• [Work to do] Tally the lines containing the word "xlabel" and give the total alone.

• [Dataset rows]
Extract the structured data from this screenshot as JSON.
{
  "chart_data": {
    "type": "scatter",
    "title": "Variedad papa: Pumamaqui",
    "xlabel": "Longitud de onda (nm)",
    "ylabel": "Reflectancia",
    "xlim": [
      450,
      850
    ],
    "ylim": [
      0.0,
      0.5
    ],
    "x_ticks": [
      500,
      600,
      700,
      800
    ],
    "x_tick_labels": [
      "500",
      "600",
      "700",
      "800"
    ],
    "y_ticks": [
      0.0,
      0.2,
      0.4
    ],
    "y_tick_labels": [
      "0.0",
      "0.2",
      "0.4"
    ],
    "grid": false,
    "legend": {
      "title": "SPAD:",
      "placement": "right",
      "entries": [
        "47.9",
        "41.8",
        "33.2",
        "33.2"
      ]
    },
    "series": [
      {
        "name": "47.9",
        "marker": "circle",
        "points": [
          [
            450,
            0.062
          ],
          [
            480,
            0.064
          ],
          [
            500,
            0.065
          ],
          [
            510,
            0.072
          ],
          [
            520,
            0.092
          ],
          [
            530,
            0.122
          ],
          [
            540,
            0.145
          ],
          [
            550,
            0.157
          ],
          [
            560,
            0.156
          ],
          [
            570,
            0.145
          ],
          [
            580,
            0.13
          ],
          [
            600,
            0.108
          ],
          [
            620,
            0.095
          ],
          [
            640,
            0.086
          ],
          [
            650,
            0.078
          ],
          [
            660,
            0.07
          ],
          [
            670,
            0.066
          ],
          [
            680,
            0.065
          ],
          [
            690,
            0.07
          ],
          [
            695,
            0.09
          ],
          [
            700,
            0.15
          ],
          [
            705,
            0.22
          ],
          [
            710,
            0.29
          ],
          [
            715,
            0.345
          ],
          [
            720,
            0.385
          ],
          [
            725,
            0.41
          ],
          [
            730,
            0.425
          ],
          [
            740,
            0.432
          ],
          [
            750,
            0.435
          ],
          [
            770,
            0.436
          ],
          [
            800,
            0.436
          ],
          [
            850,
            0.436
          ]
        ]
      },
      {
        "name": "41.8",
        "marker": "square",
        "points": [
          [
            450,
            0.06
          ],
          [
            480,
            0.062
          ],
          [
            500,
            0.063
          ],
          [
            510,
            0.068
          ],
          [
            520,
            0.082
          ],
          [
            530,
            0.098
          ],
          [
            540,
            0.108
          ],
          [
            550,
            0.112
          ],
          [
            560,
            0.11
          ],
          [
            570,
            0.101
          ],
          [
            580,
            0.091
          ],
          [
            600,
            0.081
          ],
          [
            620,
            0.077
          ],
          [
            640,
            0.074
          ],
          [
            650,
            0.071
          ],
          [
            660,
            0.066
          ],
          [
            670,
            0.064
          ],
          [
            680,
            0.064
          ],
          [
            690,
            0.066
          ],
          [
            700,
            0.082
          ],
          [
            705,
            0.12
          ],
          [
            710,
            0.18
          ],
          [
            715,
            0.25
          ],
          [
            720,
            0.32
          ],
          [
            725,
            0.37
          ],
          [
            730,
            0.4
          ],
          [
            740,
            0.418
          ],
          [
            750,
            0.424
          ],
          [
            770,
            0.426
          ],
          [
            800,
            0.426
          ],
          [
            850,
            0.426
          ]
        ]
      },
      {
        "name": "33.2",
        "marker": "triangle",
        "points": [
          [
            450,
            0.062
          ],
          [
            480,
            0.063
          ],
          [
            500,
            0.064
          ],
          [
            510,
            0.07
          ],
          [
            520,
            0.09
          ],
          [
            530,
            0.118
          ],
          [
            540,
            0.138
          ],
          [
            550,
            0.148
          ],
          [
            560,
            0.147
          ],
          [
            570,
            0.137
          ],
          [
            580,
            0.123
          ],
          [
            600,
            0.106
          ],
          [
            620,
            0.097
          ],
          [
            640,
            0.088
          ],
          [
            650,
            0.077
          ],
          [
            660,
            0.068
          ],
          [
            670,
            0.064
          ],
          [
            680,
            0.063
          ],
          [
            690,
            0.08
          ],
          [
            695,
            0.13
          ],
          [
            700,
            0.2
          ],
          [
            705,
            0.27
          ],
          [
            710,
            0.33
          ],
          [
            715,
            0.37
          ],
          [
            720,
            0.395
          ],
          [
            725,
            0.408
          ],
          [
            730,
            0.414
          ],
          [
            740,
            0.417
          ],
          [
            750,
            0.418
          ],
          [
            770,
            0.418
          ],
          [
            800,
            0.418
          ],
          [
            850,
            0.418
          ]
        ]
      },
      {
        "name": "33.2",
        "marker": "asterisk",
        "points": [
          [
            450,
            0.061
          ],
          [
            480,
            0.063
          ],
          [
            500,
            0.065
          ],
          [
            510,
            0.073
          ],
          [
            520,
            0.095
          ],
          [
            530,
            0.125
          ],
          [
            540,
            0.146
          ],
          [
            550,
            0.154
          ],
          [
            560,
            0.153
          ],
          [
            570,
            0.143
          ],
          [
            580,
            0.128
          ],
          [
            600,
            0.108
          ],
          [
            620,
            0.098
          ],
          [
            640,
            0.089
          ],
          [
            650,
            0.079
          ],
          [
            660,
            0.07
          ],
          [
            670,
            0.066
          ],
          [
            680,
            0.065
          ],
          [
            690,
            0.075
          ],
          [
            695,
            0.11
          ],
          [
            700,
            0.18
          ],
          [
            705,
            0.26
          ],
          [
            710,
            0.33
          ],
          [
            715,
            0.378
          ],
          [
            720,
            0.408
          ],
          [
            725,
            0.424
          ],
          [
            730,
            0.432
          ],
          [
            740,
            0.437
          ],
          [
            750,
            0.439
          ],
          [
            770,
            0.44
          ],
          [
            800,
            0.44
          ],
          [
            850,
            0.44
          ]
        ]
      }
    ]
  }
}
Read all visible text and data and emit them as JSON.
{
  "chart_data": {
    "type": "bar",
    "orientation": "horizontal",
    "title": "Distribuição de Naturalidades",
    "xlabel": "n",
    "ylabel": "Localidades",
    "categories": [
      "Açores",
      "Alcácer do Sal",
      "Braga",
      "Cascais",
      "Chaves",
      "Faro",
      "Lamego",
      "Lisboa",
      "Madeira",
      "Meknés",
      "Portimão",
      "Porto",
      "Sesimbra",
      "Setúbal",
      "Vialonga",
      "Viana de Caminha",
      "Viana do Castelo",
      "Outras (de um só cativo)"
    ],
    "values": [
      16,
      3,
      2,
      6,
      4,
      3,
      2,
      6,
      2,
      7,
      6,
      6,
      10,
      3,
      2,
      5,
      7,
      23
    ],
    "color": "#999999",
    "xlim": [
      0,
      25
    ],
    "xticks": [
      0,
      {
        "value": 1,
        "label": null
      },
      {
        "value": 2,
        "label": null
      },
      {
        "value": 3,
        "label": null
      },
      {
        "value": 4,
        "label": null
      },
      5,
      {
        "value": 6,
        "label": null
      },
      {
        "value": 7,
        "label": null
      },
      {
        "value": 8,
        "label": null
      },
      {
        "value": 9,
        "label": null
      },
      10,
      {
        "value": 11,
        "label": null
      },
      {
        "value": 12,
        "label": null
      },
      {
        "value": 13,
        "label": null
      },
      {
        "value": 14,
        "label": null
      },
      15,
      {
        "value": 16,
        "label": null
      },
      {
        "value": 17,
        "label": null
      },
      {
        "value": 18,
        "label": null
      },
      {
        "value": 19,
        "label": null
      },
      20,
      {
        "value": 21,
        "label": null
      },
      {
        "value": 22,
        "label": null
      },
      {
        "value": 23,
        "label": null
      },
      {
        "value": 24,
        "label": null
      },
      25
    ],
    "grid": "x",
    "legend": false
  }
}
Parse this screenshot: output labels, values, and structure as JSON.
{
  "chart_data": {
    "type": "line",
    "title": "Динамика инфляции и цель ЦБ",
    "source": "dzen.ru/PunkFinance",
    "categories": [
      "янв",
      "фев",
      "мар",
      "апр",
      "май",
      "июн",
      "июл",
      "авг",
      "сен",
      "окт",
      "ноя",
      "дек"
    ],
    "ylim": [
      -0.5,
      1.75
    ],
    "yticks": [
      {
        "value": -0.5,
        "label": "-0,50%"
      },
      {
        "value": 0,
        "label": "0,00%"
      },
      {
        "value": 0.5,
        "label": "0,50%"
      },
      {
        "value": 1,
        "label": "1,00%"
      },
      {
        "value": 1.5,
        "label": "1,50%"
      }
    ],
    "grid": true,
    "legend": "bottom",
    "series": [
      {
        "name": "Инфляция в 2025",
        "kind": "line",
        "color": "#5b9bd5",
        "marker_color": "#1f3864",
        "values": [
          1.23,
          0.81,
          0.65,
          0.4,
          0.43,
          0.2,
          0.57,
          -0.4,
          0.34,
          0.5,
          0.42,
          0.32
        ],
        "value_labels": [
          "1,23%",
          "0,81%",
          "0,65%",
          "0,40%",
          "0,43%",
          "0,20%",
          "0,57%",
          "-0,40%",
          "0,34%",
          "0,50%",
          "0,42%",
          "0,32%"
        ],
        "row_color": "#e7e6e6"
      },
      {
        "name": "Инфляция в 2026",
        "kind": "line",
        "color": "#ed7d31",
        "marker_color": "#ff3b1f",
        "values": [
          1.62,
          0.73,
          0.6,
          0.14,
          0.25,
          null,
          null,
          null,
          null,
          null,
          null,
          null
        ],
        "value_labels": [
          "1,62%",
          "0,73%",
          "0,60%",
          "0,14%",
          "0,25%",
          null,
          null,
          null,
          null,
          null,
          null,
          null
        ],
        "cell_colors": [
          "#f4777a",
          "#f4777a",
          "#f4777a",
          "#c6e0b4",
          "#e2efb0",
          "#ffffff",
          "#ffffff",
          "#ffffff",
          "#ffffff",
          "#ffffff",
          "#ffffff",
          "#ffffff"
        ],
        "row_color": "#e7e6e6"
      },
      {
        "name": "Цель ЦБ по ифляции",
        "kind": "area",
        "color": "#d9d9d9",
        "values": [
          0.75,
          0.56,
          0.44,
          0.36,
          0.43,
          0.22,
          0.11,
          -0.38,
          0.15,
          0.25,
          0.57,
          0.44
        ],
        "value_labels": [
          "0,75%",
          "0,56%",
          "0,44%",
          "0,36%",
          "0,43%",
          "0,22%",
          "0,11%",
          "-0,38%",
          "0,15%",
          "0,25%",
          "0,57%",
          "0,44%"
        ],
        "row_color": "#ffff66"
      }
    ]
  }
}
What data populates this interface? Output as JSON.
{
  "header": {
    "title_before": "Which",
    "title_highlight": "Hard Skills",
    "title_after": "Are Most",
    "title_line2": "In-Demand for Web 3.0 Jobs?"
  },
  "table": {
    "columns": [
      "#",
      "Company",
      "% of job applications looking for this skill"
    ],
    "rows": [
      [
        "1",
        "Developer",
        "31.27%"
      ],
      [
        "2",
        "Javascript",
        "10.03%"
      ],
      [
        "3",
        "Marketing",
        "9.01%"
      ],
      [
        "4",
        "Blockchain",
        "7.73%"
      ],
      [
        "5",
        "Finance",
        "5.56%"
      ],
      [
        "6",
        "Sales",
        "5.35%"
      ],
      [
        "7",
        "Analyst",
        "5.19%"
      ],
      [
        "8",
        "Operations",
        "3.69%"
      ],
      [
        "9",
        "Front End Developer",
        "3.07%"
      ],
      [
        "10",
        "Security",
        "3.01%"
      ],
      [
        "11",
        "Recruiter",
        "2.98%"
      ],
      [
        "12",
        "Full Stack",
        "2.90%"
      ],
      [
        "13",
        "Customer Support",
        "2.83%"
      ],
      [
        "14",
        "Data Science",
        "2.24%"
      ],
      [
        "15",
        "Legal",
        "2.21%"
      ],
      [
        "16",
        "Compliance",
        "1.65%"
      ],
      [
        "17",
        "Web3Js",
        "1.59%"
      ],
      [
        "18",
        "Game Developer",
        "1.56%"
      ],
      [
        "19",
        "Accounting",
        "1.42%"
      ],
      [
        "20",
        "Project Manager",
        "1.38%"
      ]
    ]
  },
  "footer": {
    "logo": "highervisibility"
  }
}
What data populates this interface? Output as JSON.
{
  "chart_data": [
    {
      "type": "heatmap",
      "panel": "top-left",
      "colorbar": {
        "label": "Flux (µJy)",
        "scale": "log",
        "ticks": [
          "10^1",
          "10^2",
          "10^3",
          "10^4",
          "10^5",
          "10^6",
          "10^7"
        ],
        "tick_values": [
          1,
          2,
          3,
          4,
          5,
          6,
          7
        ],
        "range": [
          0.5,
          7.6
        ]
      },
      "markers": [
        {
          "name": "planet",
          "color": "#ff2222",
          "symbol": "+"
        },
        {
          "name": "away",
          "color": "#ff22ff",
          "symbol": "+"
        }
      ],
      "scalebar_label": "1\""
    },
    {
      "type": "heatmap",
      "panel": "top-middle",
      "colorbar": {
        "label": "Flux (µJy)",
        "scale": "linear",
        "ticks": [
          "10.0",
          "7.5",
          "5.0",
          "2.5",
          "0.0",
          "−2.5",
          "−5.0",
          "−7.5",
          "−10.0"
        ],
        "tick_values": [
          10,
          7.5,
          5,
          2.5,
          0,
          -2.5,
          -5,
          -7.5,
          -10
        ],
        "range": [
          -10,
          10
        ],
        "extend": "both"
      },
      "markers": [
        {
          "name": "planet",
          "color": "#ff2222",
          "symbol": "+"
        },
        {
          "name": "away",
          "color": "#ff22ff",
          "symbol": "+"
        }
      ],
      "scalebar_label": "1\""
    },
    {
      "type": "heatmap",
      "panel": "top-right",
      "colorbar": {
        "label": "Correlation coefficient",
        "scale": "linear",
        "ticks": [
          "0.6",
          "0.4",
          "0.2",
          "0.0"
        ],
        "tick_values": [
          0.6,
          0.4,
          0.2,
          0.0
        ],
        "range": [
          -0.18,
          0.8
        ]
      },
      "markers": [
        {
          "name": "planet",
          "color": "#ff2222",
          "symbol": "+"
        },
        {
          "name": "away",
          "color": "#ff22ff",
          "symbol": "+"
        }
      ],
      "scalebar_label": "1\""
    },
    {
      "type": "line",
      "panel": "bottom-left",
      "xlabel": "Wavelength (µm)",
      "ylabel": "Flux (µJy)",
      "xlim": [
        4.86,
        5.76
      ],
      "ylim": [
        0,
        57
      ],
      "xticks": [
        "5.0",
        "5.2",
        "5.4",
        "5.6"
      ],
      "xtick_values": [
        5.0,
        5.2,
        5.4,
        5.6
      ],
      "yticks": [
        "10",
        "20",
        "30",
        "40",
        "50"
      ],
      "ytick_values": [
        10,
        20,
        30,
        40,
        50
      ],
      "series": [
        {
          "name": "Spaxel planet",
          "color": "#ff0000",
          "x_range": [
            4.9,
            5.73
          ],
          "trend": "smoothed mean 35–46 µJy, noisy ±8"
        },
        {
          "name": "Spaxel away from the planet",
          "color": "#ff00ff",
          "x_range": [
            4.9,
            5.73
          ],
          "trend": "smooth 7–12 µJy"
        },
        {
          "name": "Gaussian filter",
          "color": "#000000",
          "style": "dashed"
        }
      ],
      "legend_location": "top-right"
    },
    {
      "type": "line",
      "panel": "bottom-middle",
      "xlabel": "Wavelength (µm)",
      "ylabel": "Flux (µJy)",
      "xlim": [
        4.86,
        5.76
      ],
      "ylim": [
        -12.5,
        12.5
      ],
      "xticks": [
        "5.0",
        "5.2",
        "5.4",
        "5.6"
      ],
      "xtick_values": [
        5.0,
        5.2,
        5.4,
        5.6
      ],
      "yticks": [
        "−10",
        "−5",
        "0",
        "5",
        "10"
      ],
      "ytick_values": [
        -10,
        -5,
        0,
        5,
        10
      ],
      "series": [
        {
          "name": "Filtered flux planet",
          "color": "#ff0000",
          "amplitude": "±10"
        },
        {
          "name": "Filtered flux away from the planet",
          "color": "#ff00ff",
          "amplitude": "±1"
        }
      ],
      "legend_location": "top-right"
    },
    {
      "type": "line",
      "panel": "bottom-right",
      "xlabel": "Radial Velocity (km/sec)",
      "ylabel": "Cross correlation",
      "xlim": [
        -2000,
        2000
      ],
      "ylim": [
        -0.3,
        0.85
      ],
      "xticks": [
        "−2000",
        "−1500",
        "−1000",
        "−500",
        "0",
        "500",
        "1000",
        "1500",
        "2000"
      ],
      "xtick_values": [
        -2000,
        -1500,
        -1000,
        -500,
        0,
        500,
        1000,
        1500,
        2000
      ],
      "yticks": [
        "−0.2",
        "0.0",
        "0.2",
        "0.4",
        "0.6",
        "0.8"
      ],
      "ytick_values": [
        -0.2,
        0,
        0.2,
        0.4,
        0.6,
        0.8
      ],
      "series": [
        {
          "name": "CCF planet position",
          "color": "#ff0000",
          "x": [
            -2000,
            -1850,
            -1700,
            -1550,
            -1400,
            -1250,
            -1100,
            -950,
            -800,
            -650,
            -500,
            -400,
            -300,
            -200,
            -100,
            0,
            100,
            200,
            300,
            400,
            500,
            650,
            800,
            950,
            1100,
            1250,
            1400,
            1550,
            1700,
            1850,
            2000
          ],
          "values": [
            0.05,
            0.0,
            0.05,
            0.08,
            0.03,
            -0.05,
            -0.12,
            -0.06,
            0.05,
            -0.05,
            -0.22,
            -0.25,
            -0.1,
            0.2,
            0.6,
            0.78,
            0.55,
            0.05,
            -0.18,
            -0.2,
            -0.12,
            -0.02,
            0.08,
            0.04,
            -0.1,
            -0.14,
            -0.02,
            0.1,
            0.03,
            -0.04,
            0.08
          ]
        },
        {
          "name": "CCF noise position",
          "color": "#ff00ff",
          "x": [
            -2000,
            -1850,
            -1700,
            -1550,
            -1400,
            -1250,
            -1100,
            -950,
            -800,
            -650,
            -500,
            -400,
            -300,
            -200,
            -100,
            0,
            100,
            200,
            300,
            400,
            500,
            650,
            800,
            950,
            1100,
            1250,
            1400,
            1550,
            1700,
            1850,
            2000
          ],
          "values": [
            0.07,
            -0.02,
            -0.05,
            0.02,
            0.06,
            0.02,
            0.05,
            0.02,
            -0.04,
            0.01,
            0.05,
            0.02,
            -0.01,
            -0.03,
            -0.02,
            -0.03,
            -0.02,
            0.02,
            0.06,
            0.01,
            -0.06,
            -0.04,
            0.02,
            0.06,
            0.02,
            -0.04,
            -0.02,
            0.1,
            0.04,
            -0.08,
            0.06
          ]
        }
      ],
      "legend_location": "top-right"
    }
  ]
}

• [Result] 5